TO DO:
Find the word "inch" in the data. Return every line where it appears.

INFORMATION SUPPLIED:
+-------+
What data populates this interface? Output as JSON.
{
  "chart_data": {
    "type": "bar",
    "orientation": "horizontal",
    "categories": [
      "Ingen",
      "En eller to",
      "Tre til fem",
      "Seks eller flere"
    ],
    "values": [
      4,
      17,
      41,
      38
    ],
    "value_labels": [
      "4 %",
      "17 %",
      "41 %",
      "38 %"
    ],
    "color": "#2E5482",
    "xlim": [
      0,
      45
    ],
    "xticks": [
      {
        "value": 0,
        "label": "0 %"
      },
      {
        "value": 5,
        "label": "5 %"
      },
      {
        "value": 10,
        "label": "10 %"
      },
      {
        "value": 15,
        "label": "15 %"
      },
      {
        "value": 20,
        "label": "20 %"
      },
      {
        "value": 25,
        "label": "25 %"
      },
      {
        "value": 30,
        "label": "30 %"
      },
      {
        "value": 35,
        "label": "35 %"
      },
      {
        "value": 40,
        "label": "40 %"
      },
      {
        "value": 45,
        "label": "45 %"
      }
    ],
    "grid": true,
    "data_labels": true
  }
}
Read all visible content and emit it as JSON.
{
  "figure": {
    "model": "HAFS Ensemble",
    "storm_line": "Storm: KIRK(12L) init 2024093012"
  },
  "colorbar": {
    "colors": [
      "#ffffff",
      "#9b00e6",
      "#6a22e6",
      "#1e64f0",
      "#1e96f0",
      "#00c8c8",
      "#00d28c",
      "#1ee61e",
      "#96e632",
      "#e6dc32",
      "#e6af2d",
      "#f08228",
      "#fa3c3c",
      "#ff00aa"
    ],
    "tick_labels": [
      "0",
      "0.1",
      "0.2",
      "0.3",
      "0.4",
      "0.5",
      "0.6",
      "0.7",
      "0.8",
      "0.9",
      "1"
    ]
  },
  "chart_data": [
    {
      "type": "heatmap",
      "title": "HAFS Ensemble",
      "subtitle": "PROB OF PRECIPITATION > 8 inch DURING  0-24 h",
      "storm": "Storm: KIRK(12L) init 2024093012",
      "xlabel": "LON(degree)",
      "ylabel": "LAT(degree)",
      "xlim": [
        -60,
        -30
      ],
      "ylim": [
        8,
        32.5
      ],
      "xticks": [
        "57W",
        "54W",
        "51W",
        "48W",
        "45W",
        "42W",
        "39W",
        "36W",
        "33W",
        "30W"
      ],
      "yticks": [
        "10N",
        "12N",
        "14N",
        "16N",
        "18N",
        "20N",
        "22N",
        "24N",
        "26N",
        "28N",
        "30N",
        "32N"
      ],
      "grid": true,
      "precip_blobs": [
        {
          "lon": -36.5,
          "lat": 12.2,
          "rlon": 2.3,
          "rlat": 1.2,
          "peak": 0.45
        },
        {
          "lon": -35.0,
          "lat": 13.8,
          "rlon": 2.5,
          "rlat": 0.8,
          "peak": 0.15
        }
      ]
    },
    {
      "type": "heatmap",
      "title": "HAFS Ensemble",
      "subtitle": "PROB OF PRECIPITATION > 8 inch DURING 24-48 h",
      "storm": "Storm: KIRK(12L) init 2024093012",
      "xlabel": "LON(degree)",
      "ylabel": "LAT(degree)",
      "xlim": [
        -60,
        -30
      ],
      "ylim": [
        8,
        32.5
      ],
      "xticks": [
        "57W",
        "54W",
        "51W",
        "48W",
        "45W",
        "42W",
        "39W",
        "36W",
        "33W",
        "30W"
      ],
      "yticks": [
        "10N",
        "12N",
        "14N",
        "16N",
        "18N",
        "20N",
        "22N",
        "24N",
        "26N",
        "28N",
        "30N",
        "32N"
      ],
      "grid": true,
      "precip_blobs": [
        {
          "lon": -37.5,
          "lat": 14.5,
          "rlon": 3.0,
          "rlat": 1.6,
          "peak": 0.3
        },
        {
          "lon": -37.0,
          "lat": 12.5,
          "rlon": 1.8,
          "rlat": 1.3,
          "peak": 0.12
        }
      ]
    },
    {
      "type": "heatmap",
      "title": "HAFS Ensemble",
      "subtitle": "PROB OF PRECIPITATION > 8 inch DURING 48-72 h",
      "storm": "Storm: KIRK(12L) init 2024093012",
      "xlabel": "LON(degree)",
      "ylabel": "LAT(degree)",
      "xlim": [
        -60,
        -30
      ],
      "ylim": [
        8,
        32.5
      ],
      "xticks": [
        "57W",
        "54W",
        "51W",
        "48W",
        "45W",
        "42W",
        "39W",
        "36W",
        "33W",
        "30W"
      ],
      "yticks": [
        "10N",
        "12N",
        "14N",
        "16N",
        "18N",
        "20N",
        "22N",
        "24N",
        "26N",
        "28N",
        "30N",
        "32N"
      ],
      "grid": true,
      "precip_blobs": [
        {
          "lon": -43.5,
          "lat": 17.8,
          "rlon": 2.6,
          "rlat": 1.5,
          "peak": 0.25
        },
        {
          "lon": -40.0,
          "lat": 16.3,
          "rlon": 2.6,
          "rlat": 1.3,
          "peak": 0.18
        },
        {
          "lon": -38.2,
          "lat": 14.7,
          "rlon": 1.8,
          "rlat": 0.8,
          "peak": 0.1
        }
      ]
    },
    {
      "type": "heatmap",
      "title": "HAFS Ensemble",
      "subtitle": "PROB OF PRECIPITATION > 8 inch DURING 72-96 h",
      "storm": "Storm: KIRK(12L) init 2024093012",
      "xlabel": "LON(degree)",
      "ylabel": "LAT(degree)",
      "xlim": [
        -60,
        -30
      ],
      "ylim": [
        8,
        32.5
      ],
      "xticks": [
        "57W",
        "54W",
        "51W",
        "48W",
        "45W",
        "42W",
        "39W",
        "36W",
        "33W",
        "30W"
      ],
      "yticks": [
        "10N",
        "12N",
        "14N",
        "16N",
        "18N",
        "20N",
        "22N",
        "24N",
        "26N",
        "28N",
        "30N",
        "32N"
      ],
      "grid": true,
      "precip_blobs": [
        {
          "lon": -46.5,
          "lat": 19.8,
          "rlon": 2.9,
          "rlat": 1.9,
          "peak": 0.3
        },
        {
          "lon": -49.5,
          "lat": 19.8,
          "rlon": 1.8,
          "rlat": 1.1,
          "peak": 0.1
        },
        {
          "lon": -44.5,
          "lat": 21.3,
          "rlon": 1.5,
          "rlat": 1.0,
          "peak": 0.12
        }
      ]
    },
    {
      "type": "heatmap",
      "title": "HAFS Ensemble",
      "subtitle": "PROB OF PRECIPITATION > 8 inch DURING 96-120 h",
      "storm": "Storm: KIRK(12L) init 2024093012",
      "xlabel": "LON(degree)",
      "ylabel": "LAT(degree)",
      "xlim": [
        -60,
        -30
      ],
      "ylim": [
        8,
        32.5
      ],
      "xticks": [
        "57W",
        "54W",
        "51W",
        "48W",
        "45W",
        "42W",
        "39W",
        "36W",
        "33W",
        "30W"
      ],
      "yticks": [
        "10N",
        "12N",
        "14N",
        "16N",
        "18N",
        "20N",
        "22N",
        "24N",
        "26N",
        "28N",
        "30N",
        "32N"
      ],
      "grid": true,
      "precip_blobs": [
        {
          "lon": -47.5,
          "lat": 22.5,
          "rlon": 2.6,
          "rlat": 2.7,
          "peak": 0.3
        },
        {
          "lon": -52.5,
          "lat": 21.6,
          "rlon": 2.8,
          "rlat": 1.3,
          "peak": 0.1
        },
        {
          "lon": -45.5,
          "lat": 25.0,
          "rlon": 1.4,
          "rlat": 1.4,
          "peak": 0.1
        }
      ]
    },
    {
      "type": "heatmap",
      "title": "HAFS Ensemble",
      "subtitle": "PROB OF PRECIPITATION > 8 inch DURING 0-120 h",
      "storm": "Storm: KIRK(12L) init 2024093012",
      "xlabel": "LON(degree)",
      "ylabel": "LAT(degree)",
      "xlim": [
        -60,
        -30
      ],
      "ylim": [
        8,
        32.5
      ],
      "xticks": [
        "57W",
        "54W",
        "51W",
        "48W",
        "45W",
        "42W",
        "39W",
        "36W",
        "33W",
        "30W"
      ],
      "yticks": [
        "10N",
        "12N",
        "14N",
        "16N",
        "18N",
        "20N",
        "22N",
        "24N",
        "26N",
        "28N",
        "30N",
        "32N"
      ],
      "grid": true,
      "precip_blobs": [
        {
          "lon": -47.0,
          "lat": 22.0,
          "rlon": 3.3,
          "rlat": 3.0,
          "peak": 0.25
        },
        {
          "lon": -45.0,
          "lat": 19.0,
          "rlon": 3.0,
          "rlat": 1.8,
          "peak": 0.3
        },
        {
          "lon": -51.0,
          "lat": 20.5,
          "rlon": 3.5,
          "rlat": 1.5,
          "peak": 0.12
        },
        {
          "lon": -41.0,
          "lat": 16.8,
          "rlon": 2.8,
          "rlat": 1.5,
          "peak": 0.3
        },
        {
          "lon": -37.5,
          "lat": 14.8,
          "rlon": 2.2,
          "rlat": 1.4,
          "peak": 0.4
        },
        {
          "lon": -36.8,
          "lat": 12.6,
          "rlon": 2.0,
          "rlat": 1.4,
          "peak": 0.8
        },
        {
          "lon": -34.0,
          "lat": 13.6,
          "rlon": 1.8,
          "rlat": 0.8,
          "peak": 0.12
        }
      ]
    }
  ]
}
+-------+
CORRECT OUTPUT:
      "subtitle": "PROB OF PRECIPITATION > 8 inch DURING  0-24 h",
      "subtitle": "PROB OF PRECIPITATION > 8 inch DURING 24-48 h",
      "subtitle": "PROB OF PRECIPITATION > 8 inch DURING 48-72 h",
      "subtitle": "PROB OF PRECIPITATION > 8 inch DURING 72-96 h",
      "subtitle": "PROB OF PRECIPITATION > 8 inch DURING 96-120 h",
      "subtitle": "PROB OF PRECIPITATION > 8 inch DURING 0-120 h",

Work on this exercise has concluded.